__Exercise instructions__: Without the pictures, give the entries below again exactly as written.

-- Begin Task inputs --

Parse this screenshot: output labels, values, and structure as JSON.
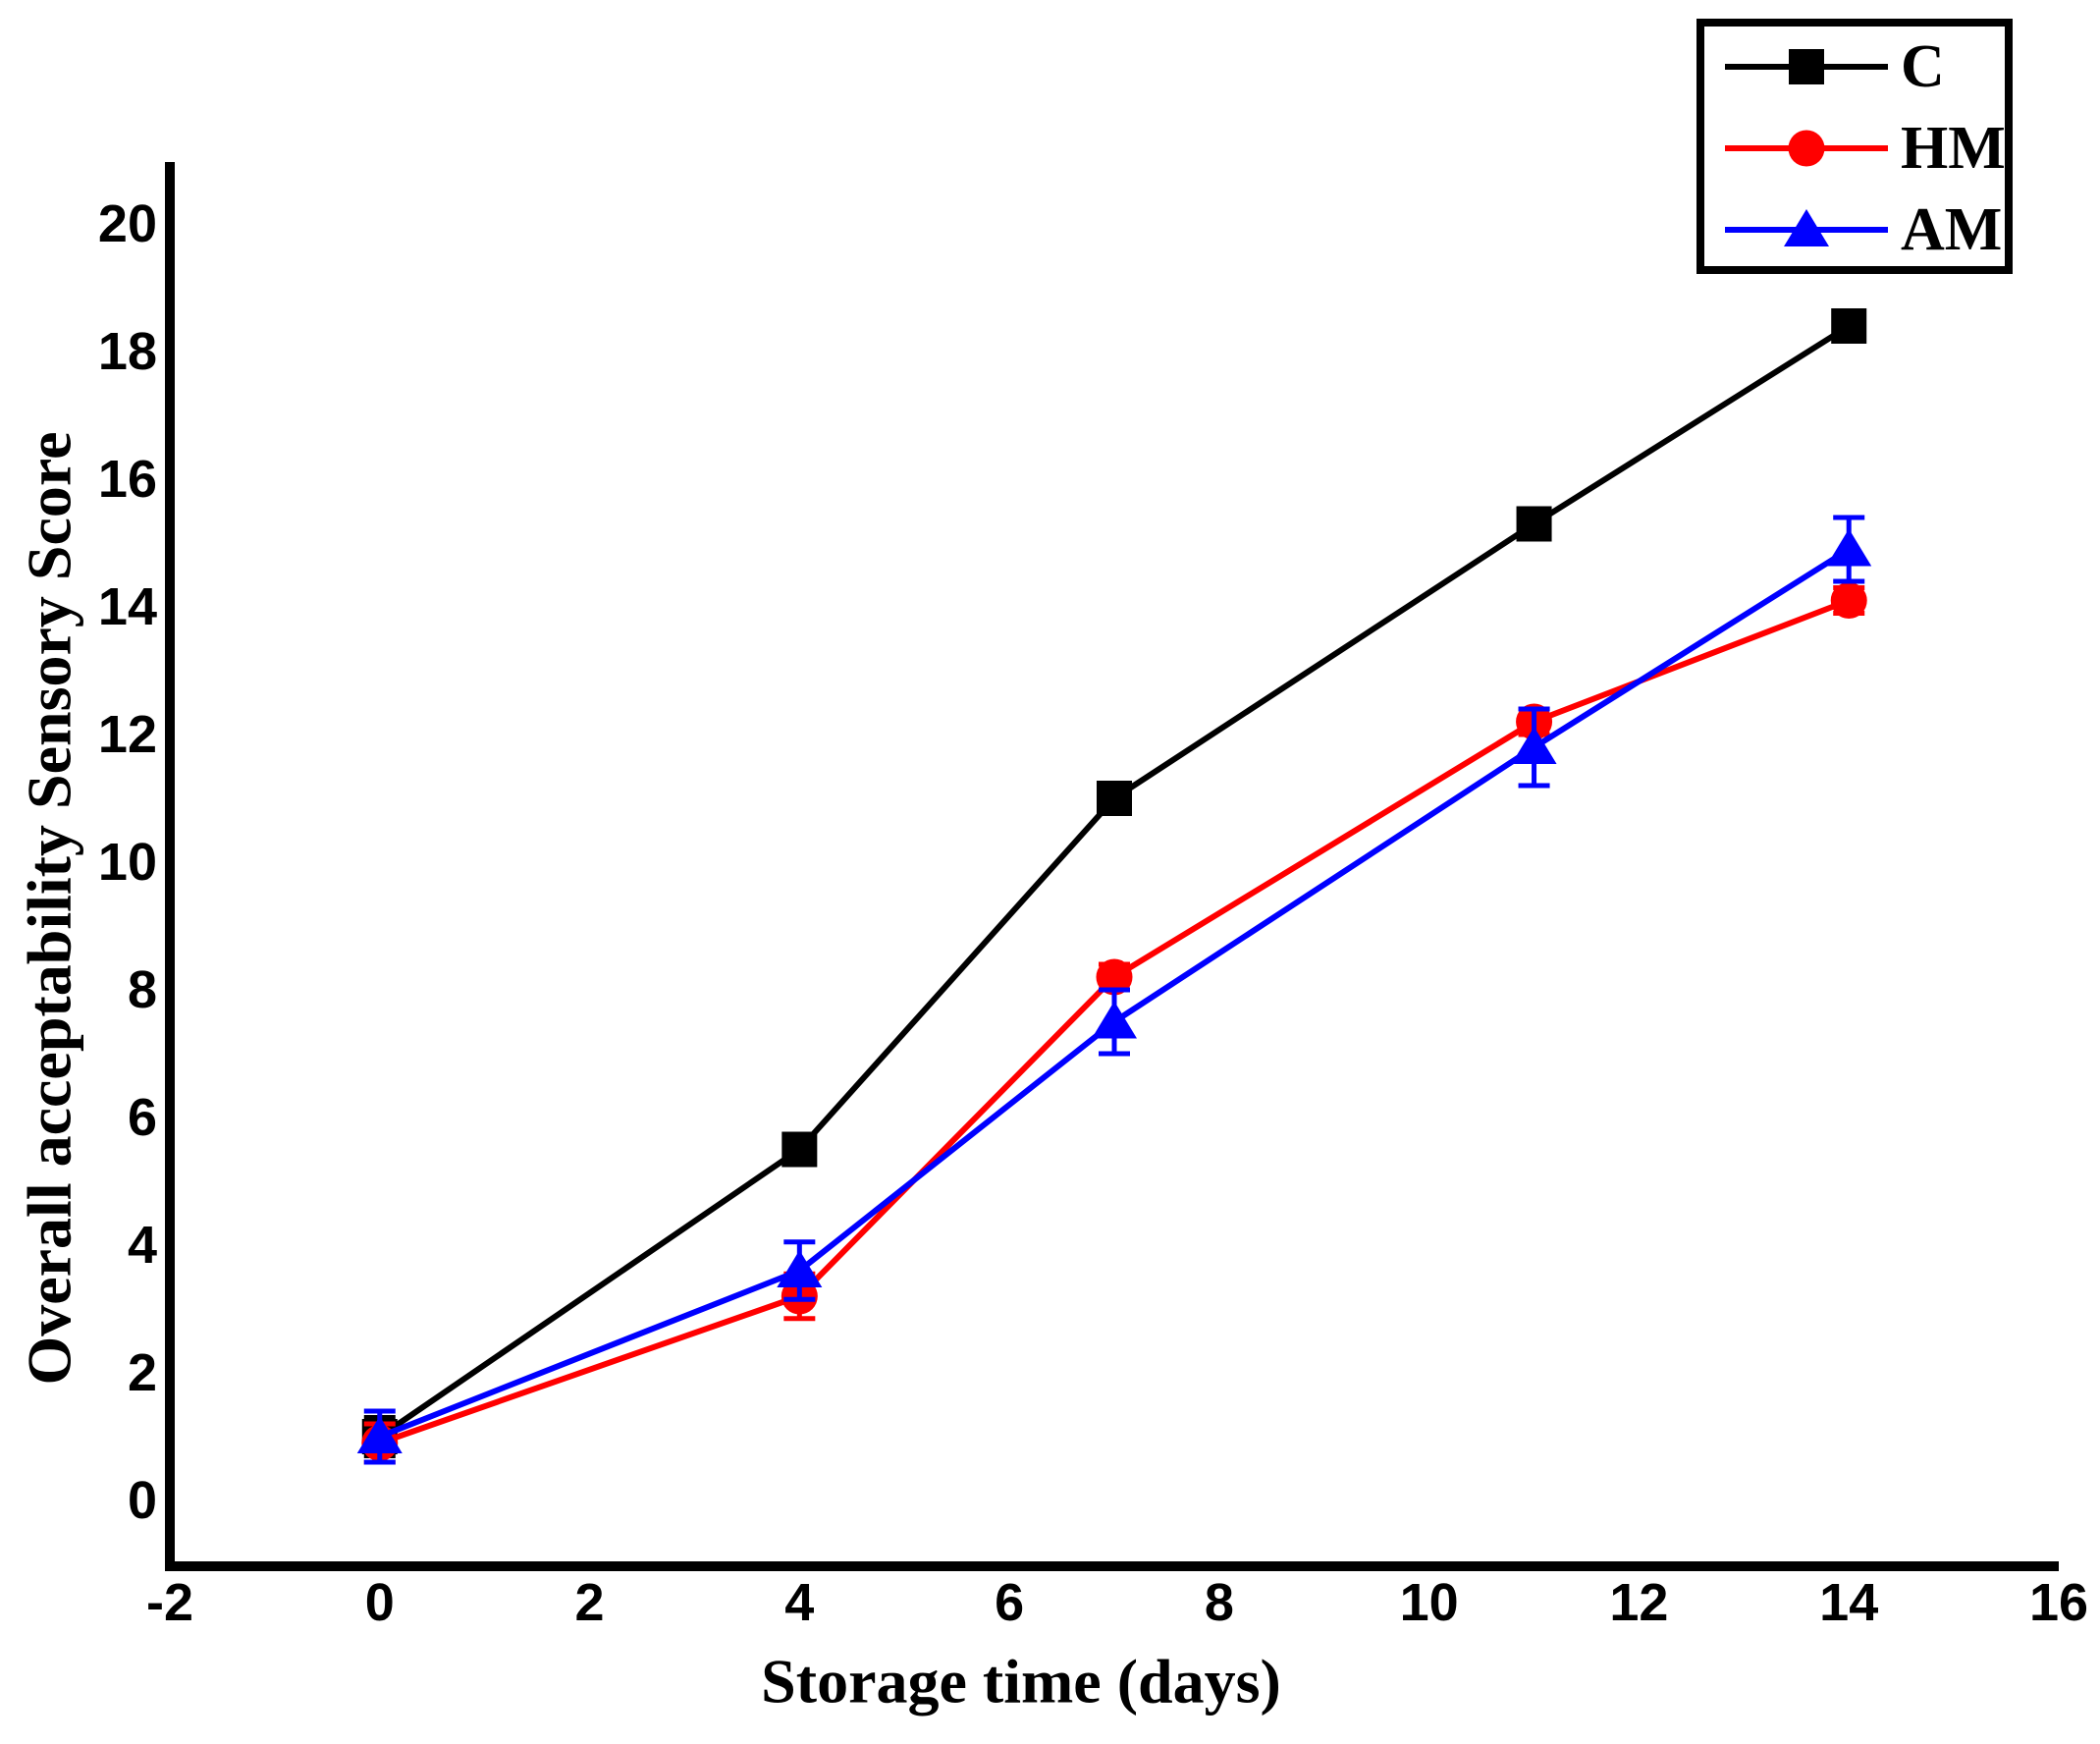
{
  "figure": {
    "background": "#ffffff",
    "axis_color": "#000000"
  },
  "chart_data": {
    "type": "line",
    "title": "",
    "xlabel": "Storage time (days)",
    "ylabel": "Overall acceptability Sensory Score",
    "x": [
      0,
      4,
      7,
      11,
      14
    ],
    "series": [
      {
        "name": "C",
        "color": "#000000",
        "marker": "square",
        "values": [
          1.0,
          5.5,
          11.0,
          15.3,
          18.4
        ],
        "errors": [
          0.3,
          0.1,
          0.1,
          0.1,
          0.1
        ]
      },
      {
        "name": "HM",
        "color": "#ff0000",
        "marker": "circle",
        "values": [
          0.9,
          3.2,
          8.2,
          12.2,
          14.1
        ],
        "errors": [
          0.3,
          0.35,
          0.2,
          0.2,
          0.2
        ]
      },
      {
        "name": "AM",
        "color": "#0000ff",
        "marker": "triangle",
        "values": [
          1.0,
          3.6,
          7.5,
          11.8,
          14.9
        ],
        "errors": [
          0.4,
          0.45,
          0.5,
          0.6,
          0.5
        ]
      }
    ],
    "xticks": [
      -2,
      0,
      2,
      4,
      6,
      8,
      10,
      12,
      14,
      16
    ],
    "yticks": [
      0,
      2,
      4,
      6,
      8,
      10,
      12,
      14,
      16,
      18,
      20
    ],
    "xlim": [
      -2,
      16
    ],
    "ylim": [
      -1,
      21.1
    ],
    "grid": false,
    "legend_position": "top-right",
    "legend": [
      "C",
      "HM",
      "AM"
    ]
  }
}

-- End Task inputs --

__Task response__:
Parse this screenshot: output labels, values, and structure as JSON.
{
  "figure": {
    "background": "#ffffff",
    "axis_color": "#000000"
  },
  "chart_data": {
    "type": "line",
    "title": "",
    "xlabel": "Storage time (days)",
    "ylabel": "Overall acceptability Sensory Score",
    "x": [
      0,
      4,
      7,
      11,
      14
    ],
    "series": [
      {
        "name": "C",
        "color": "#000000",
        "marker": "square",
        "values": [
          1.0,
          5.5,
          11.0,
          15.3,
          18.4
        ],
        "errors": [
          0.3,
          0.1,
          0.1,
          0.1,
          0.1
        ]
      },
      {
        "name": "HM",
        "color": "#ff0000",
        "marker": "circle",
        "values": [
          0.9,
          3.2,
          8.2,
          12.2,
          14.1
        ],
        "errors": [
          0.3,
          0.35,
          0.2,
          0.2,
          0.2
        ]
      },
      {
        "name": "AM",
        "color": "#0000ff",
        "marker": "triangle",
        "values": [
          1.0,
          3.6,
          7.5,
          11.8,
          14.9
        ],
        "errors": [
          0.4,
          0.45,
          0.5,
          0.6,
          0.5
        ]
      }
    ],
    "xticks": [
      -2,
      0,
      2,
      4,
      6,
      8,
      10,
      12,
      14,
      16
    ],
    "yticks": [
      0,
      2,
      4,
      6,
      8,
      10,
      12,
      14,
      16,
      18,
      20
    ],
    "xlim": [
      -2,
      16
    ],
    "ylim": [
      -1,
      21.1
    ],
    "grid": false,
    "legend_position": "top-right",
    "legend": [
      "C",
      "HM",
      "AM"
    ]
  }
}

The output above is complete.